§ What is asked: Below is a set of records. Repeat all of them exactly.

§ Extracted entries:
........

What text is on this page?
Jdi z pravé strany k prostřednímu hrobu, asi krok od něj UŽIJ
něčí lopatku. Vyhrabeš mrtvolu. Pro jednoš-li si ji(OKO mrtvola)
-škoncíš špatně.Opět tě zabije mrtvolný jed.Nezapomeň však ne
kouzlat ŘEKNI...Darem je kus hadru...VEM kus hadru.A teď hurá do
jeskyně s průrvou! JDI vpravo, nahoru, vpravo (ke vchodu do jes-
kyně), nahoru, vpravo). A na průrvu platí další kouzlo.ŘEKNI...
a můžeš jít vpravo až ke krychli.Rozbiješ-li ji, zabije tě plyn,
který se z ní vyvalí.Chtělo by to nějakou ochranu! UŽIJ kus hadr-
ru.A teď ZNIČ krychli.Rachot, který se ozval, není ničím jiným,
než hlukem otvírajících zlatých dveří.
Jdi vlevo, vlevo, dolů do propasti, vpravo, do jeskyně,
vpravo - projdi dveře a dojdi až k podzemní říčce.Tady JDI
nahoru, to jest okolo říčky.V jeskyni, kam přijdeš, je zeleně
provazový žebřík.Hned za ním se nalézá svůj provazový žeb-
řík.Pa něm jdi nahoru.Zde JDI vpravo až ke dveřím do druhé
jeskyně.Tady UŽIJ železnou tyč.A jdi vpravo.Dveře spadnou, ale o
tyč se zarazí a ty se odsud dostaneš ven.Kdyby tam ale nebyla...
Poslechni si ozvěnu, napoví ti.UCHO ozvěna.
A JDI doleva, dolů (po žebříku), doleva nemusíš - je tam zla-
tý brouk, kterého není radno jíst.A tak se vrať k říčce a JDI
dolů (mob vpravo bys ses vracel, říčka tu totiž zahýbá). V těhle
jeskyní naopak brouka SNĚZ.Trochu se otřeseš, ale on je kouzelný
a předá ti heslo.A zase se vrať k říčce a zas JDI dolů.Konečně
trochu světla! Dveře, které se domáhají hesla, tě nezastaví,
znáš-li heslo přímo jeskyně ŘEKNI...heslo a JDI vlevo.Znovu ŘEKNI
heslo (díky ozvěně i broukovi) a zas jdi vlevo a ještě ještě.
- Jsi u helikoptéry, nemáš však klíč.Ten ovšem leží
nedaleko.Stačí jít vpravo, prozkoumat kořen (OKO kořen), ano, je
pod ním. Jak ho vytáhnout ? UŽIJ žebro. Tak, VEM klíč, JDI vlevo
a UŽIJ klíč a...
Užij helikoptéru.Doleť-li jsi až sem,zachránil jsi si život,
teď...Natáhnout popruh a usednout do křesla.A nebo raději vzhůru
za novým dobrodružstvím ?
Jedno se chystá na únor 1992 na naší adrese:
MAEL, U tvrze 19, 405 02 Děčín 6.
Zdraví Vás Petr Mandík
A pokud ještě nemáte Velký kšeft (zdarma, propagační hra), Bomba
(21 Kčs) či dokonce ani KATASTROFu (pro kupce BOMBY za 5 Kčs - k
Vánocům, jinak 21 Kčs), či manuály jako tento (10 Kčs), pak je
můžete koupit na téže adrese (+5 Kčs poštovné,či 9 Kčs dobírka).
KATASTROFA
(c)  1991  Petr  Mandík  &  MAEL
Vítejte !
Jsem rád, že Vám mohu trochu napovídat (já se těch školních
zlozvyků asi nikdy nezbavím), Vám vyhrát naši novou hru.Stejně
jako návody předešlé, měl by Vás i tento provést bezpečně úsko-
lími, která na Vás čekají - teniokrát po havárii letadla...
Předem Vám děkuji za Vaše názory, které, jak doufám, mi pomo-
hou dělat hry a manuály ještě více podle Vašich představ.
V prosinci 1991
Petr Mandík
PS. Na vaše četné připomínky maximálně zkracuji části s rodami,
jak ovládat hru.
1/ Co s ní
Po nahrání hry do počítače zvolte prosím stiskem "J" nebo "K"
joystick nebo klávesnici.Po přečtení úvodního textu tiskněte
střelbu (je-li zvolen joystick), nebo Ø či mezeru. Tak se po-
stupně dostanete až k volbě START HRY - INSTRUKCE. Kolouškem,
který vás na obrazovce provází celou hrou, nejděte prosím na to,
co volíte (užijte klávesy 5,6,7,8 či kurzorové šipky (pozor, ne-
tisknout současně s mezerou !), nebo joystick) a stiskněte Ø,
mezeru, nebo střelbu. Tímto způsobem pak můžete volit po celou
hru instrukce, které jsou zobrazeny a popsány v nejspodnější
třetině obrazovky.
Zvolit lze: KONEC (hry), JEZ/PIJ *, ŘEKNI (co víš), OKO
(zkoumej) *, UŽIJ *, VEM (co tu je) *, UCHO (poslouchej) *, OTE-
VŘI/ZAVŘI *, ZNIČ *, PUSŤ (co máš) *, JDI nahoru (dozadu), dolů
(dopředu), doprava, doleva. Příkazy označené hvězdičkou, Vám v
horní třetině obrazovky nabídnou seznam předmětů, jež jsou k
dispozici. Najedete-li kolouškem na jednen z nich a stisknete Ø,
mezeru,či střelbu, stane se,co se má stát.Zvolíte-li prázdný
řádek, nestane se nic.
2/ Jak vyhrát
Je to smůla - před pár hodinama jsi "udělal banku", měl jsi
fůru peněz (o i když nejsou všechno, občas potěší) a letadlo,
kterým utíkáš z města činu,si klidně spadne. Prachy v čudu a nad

........

§ Response:
What text is on this page?
Jdi z pravé strany k prostřednímu hrobu, asi krok od něj UŽIJ
něčí lopatku. Vyhrabeš mrtvolu. Pro jednoš-li si ji(OKO mrtvola)
-škoncíš špatně.Opět tě zabije mrtvolný jed.Nezapomeň však ne
kouzlat ŘEKNI...Darem je kus hadru...VEM kus hadru.A teď hurá do
jeskyně s průrvou! JDI vpravo, nahoru, vpravo (ke vchodu do jes-
kyně), nahoru, vpravo). A na průrvu platí další kouzlo.ŘEKNI...
a můžeš jít vpravo až ke krychli.Rozbiješ-li ji, zabije tě plyn,
který se z ní vyvalí.Chtělo by to nějakou ochranu! UŽIJ kus hadr-
ru.A teď ZNIČ krychli.Rachot, který se ozval, není ničím jiným,
než hlukem otvírajících zlatých dveří.
Jdi vlevo, vlevo, dolů do propasti, vpravo, do jeskyně,
vpravo - projdi dveře a dojdi až k podzemní říčce.Tady JDI
nahoru, to jest okolo říčky.V jeskyni, kam přijdeš, je zeleně
provazový žebřík.Hned za ním se nalézá svůj provazový žeb-
řík.Pa něm jdi nahoru.Zde JDI vpravo až ke dveřím do druhé
jeskyně.Tady UŽIJ železnou tyč.A jdi vpravo.Dveře spadnou, ale o
tyč se zarazí a ty se odsud dostaneš ven.Kdyby tam ale nebyla...
Poslechni si ozvěnu, napoví ti.UCHO ozvěna.
A JDI doleva, dolů (po žebříku), doleva nemusíš - je tam zla-
tý brouk, kterého není radno jíst.A tak se vrať k říčce a JDI
dolů (mob vpravo bys ses vracel, říčka tu totiž zahýbá). V těhle
jeskyní naopak brouka SNĚZ.Trochu se otřeseš, ale on je kouzelný
a předá ti heslo.A zase se vrať k říčce a zas JDI dolů.Konečně
trochu světla! Dveře, které se domáhají hesla, tě nezastaví,
znáš-li heslo přímo jeskyně ŘEKNI...heslo a JDI vlevo.Znovu ŘEKNI
heslo (díky ozvěně i broukovi) a zas jdi vlevo a ještě ještě.
- Jsi u helikoptéry, nemáš však klíč.Ten ovšem leží
nedaleko.Stačí jít vpravo, prozkoumat kořen (OKO kořen), ano, je
pod ním. Jak ho vytáhnout ? UŽIJ žebro. Tak, VEM klíč, JDI vlevo
a UŽIJ klíč a...
Užij helikoptéru.Doleť-li jsi až sem,zachránil jsi si život,
teď...Natáhnout popruh a usednout do křesla.A nebo raději vzhůru
za novým dobrodružstvím ?
Jedno se chystá na únor 1992 na naší adrese:
MAEL, U tvrze 19, 405 02 Děčín 6.
Zdraví Vás Petr Mandík
A pokud ještě nemáte Velký kšeft (zdarma, propagační hra), Bomba
(21 Kčs) či dokonce ani KATASTROFu (pro kupce BOMBY za 5 Kčs - k
Vánocům, jinak 21 Kčs), či manuály jako tento (10 Kčs), pak je
můžete koupit na téže adrese (+5 Kčs poštovné,či 9 Kčs dobírka).
KATASTROFA
(c)  1991  Petr  Mandík  &  MAEL
Vítejte !
Jsem rád, že Vám mohu trochu napovídat (já se těch školních
zlozvyků asi nikdy nezbavím), Vám vyhrát naši novou hru.Stejně
jako návody předešlé, měl by Vás i tento provést bezpečně úsko-
lími, která na Vás čekají - teniokrát po havárii letadla...
Předem Vám děkuji za Vaše názory, které, jak doufám, mi pomo-
hou dělat hry a manuály ještě více podle Vašich představ.
V prosinci 1991
Petr Mandík
PS. Na vaše četné připomínky maximálně zkracuji části s rodami,
jak ovládat hru.
1/ Co s ní
Po nahrání hry do počítače zvolte prosím stiskem "J" nebo "K"
joystick nebo klávesnici.Po přečtení úvodního textu tiskněte
střelbu (je-li zvolen joystick), nebo Ø či mezeru. Tak se po-
stupně dostanete až k volbě START HRY - INSTRUKCE. Kolouškem,
který vás na obrazovce provází celou hrou, nejděte prosím na to,
co volíte (užijte klávesy 5,6,7,8 či kurzorové šipky (pozor, ne-
tisknout současně s mezerou !), nebo joystick) a stiskněte Ø,
mezeru, nebo střelbu. Tímto způsobem pak můžete volit po celou
hru instrukce, které jsou zobrazeny a popsány v nejspodnější
třetině obrazovky.
Zvolit lze: KONEC (hry), JEZ/PIJ *, ŘEKNI (co víš), OKO
(zkoumej) *, UŽIJ *, VEM (co tu je) *, UCHO (poslouchej) *, OTE-
VŘI/ZAVŘI *, ZNIČ *, PUSŤ (co máš) *, JDI nahoru (dozadu), dolů
(dopředu), doprava, doleva. Příkazy označené hvězdičkou, Vám v
horní třetině obrazovky nabídnou seznam předmětů, jež jsou k
dispozici. Najedete-li kolouškem na jednen z nich a stisknete Ø,
mezeru,či střelbu, stane se,co se má stát.Zvolíte-li prázdný
řádek, nestane se nic.
2/ Jak vyhrát
Je to smůla - před pár hodinama jsi "udělal banku", měl jsi
fůru peněz (o i když nejsou všechno, občas potěší) a letadlo,
kterým utíkáš z města činu,si klidně spadne. Prachy v čudu a nad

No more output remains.